:: SOURCE MATERIAL ::
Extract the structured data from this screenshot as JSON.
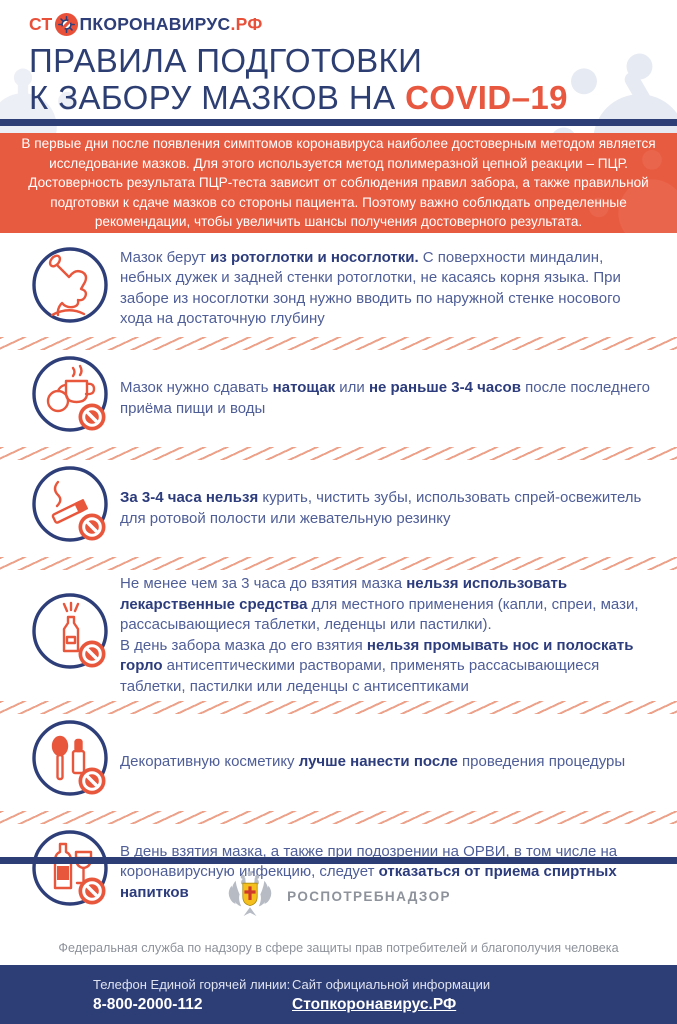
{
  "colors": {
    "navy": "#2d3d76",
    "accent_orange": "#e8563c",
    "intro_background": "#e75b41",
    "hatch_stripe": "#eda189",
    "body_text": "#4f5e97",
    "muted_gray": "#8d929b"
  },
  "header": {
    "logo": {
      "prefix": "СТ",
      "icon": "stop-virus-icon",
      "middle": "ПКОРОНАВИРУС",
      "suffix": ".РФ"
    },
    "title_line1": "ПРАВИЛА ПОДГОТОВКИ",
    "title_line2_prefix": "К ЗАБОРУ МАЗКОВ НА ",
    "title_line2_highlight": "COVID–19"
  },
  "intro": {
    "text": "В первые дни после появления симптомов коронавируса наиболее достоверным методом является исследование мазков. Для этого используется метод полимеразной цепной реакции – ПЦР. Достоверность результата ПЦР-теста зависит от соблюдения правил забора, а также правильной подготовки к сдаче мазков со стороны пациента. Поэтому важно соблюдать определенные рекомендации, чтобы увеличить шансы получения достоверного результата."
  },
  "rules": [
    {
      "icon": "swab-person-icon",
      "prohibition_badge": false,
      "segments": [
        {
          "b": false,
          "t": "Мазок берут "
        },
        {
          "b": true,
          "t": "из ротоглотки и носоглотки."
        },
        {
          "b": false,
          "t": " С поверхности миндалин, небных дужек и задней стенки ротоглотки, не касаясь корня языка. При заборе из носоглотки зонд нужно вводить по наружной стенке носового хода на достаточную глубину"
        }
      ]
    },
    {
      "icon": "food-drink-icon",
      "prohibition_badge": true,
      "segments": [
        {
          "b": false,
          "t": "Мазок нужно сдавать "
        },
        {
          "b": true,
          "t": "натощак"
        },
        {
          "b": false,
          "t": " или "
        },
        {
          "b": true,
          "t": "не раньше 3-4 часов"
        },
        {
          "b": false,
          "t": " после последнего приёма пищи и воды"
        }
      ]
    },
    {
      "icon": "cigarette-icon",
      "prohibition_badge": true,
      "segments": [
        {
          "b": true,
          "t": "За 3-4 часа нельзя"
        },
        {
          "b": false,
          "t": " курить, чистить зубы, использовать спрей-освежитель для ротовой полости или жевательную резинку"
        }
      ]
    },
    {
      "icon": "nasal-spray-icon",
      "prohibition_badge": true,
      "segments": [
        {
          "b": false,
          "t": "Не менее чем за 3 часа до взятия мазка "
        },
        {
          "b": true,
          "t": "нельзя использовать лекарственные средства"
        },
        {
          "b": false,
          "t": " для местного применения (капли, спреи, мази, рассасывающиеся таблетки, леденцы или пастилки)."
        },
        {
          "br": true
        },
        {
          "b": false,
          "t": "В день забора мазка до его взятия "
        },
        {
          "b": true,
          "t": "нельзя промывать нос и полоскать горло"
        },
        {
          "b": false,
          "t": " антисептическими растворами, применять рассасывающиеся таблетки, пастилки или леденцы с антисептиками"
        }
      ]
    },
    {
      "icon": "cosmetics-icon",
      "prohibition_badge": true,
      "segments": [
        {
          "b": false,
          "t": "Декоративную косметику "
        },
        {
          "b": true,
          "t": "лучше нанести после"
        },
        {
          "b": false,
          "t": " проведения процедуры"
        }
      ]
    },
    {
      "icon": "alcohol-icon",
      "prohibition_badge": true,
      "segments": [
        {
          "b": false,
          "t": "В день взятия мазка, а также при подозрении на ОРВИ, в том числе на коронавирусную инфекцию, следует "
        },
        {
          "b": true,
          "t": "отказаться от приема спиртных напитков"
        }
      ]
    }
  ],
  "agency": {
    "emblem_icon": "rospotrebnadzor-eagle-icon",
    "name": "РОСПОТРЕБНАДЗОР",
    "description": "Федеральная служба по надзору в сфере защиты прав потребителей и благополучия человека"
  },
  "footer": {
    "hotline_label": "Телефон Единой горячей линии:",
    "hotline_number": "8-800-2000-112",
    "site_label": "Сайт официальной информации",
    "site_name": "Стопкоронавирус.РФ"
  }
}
* * *
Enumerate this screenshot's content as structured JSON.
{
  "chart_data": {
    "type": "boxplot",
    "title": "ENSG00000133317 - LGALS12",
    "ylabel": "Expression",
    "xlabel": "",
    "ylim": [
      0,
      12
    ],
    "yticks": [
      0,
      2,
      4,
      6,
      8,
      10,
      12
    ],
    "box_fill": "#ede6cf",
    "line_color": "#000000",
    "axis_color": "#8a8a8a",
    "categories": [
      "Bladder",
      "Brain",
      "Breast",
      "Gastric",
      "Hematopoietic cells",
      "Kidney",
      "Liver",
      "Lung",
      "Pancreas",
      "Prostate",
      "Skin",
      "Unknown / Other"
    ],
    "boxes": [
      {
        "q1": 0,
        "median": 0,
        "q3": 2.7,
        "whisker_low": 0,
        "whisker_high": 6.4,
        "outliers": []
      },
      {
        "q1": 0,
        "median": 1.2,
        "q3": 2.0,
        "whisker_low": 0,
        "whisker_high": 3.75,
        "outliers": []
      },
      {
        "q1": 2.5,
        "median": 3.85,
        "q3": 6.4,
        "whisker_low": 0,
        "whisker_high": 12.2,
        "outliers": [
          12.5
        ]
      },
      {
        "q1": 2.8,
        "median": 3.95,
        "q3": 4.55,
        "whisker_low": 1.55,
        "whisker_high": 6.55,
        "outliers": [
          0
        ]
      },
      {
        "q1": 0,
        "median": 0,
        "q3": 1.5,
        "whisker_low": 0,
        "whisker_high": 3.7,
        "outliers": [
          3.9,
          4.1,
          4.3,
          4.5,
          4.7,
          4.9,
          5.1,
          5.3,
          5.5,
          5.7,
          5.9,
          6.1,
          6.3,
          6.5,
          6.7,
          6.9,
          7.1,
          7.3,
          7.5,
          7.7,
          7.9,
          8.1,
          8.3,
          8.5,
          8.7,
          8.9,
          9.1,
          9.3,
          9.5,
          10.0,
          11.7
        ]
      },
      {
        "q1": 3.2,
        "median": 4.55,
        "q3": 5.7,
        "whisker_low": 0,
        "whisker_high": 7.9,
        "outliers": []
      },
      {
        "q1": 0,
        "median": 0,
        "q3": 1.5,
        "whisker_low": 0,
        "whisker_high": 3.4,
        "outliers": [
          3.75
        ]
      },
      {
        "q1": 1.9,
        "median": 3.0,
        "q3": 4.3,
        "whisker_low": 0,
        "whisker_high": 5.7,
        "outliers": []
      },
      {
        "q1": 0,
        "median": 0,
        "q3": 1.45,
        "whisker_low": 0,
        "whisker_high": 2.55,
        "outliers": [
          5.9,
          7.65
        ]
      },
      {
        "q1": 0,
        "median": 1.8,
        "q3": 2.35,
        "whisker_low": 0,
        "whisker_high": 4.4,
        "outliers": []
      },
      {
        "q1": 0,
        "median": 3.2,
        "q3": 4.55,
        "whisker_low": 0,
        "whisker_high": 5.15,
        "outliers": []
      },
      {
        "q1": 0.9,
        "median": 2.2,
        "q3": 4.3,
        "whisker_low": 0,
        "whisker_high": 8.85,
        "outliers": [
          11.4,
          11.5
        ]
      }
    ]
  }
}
* * *
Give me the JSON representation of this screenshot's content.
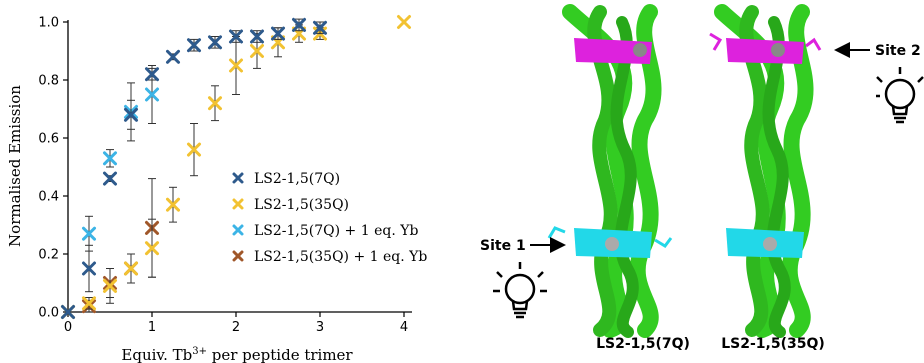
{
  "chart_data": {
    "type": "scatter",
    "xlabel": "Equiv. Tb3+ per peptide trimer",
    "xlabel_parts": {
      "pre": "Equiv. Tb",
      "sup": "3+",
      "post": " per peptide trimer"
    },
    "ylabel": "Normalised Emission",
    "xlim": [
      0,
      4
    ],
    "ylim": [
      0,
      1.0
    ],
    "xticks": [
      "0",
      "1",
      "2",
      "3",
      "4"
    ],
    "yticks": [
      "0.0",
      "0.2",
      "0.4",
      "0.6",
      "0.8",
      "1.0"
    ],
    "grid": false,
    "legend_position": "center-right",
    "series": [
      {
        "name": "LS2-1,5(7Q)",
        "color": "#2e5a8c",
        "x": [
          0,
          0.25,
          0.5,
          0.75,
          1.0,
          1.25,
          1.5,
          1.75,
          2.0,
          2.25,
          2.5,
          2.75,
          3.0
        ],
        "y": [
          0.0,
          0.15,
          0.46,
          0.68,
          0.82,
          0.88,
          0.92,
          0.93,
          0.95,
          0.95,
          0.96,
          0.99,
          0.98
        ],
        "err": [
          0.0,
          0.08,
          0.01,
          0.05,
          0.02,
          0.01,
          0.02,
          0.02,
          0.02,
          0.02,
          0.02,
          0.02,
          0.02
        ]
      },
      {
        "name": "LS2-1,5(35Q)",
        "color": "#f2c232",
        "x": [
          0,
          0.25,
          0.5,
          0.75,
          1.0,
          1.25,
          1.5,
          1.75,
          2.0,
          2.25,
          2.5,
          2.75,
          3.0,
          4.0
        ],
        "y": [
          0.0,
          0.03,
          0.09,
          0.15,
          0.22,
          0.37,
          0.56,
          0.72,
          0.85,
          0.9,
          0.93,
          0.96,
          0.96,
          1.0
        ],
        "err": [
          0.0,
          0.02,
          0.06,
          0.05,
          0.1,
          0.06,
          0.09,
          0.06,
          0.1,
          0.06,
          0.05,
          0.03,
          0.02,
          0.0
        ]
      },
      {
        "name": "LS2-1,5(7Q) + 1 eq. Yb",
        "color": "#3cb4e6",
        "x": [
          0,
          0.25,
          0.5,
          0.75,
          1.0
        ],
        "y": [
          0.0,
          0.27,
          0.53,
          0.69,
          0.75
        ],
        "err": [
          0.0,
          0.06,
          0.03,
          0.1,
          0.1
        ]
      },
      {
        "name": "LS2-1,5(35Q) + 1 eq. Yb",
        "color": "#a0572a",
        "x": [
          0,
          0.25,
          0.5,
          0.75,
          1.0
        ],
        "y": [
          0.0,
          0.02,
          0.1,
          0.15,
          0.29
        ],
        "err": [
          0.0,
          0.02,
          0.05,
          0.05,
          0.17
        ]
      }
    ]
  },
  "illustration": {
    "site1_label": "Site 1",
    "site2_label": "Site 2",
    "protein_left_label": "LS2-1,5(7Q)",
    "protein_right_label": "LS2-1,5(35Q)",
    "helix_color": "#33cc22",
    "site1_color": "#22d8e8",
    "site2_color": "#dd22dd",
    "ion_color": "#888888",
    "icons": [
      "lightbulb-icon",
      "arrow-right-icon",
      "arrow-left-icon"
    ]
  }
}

:: WHAT IS BEING ASKED ::
If a line in the records has the word "мазка", copy that line.

:: SOLUTION BELOW ::
          "t": "Не менее чем за 3 часа до взятия мазка "
          "t": "В день забора мазка до его взятия "
          "t": "В день взятия мазка, а также при подозрении на ОРВИ, в том числе на коронавирусную инфекцию, следует "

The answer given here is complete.